#### [Records supplied]
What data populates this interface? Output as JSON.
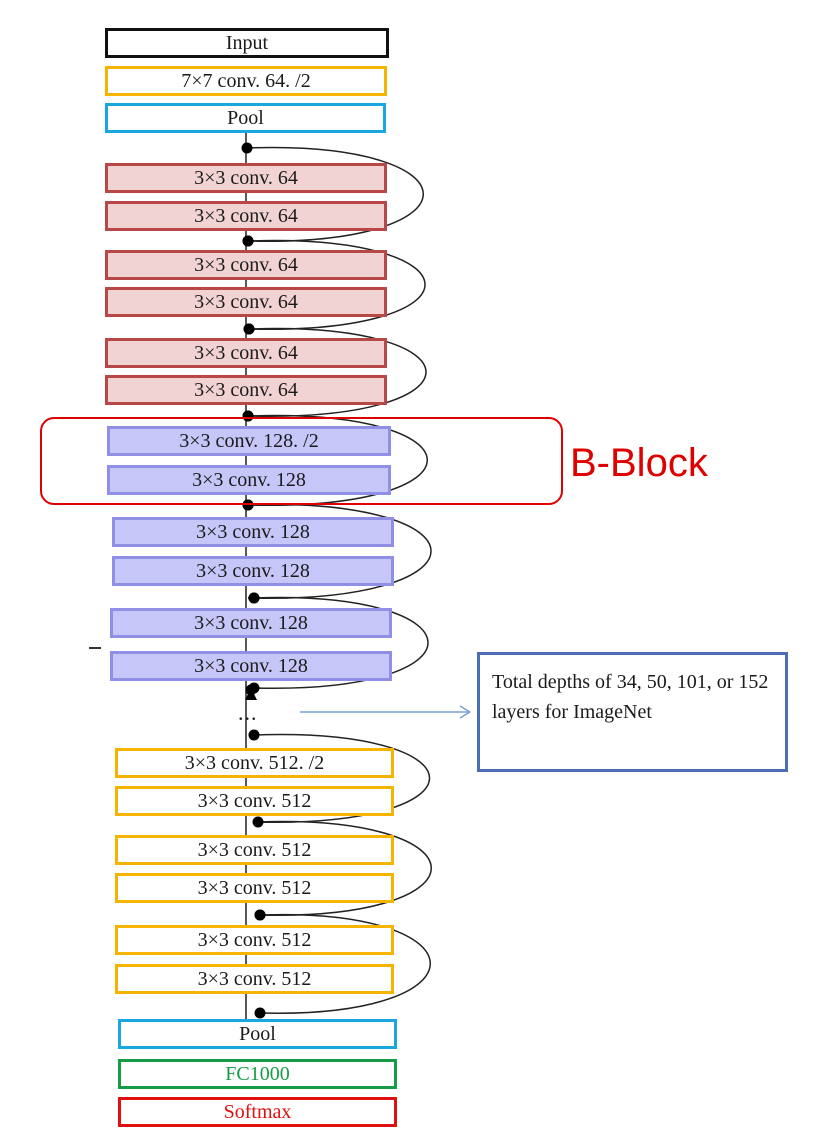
{
  "layers": [
    {
      "label": "Input",
      "kind": "input"
    },
    {
      "label": "7×7 conv. 64. /2",
      "kind": "yellow"
    },
    {
      "label": "Pool",
      "kind": "blue"
    },
    {
      "label": "3×3 conv. 64",
      "kind": "red"
    },
    {
      "label": "3×3 conv. 64",
      "kind": "red"
    },
    {
      "label": "3×3 conv. 64",
      "kind": "red"
    },
    {
      "label": "3×3 conv. 64",
      "kind": "red"
    },
    {
      "label": "3×3 conv. 64",
      "kind": "red"
    },
    {
      "label": "3×3 conv. 64",
      "kind": "red"
    },
    {
      "label": "3×3 conv. 128. /2",
      "kind": "purple"
    },
    {
      "label": "3×3 conv. 128",
      "kind": "purple"
    },
    {
      "label": "3×3 conv. 128",
      "kind": "purple"
    },
    {
      "label": "3×3 conv. 128",
      "kind": "purple"
    },
    {
      "label": "3×3 conv. 128",
      "kind": "purple"
    },
    {
      "label": "3×3 conv. 128",
      "kind": "purple"
    },
    {
      "label": "3×3 conv. 512. /2",
      "kind": "yellow"
    },
    {
      "label": "3×3 conv. 512",
      "kind": "yellow"
    },
    {
      "label": "3×3 conv. 512",
      "kind": "yellow"
    },
    {
      "label": "3×3 conv. 512",
      "kind": "yellow"
    },
    {
      "label": "3×3 conv. 512",
      "kind": "yellow"
    },
    {
      "label": "3×3 conv. 512",
      "kind": "yellow"
    },
    {
      "label": "Pool",
      "kind": "blue"
    },
    {
      "label": "FC1000",
      "kind": "green"
    },
    {
      "label": "Softmax",
      "kind": "softmax"
    }
  ],
  "ellipsis": "...",
  "block_label": "B-Block",
  "note": "Total depths of 34, 50, 101, or 152 layers for ImageNet",
  "colors": {
    "input_border": "#111111",
    "yellow_border": "#f5b400",
    "blue_border": "#1aa7e0",
    "red_border": "#b84848",
    "red_fill": "#f2d3d3",
    "purple_border": "#8f8fe6",
    "purple_fill": "#c6c6f8",
    "green_border": "#169c45",
    "green_text": "#169c45",
    "softmax_border": "#e01010",
    "softmax_text": "#e01010",
    "block_outline": "#e00000",
    "note_border": "#4a6fb0",
    "arrow": "#7aa0d6"
  }
}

#### [Directive]
Give an exact copy of the material, leaving out every picture.

#### [Output of the task]
What data populates this interface? Output as JSON.
{
  "layers": [
    {
      "label": "Input",
      "kind": "input"
    },
    {
      "label": "7×7 conv. 64. /2",
      "kind": "yellow"
    },
    {
      "label": "Pool",
      "kind": "blue"
    },
    {
      "label": "3×3 conv. 64",
      "kind": "red"
    },
    {
      "label": "3×3 conv. 64",
      "kind": "red"
    },
    {
      "label": "3×3 conv. 64",
      "kind": "red"
    },
    {
      "label": "3×3 conv. 64",
      "kind": "red"
    },
    {
      "label": "3×3 conv. 64",
      "kind": "red"
    },
    {
      "label": "3×3 conv. 64",
      "kind": "red"
    },
    {
      "label": "3×3 conv. 128. /2",
      "kind": "purple"
    },
    {
      "label": "3×3 conv. 128",
      "kind": "purple"
    },
    {
      "label": "3×3 conv. 128",
      "kind": "purple"
    },
    {
      "label": "3×3 conv. 128",
      "kind": "purple"
    },
    {
      "label": "3×3 conv. 128",
      "kind": "purple"
    },
    {
      "label": "3×3 conv. 128",
      "kind": "purple"
    },
    {
      "label": "3×3 conv. 512. /2",
      "kind": "yellow"
    },
    {
      "label": "3×3 conv. 512",
      "kind": "yellow"
    },
    {
      "label": "3×3 conv. 512",
      "kind": "yellow"
    },
    {
      "label": "3×3 conv. 512",
      "kind": "yellow"
    },
    {
      "label": "3×3 conv. 512",
      "kind": "yellow"
    },
    {
      "label": "3×3 conv. 512",
      "kind": "yellow"
    },
    {
      "label": "Pool",
      "kind": "blue"
    },
    {
      "label": "FC1000",
      "kind": "green"
    },
    {
      "label": "Softmax",
      "kind": "softmax"
    }
  ],
  "ellipsis": "...",
  "block_label": "B-Block",
  "note": "Total depths of 34, 50, 101, or 152 layers for ImageNet",
  "colors": {
    "input_border": "#111111",
    "yellow_border": "#f5b400",
    "blue_border": "#1aa7e0",
    "red_border": "#b84848",
    "red_fill": "#f2d3d3",
    "purple_border": "#8f8fe6",
    "purple_fill": "#c6c6f8",
    "green_border": "#169c45",
    "green_text": "#169c45",
    "softmax_border": "#e01010",
    "softmax_text": "#e01010",
    "block_outline": "#e00000",
    "note_border": "#4a6fb0",
    "arrow": "#7aa0d6"
  }
}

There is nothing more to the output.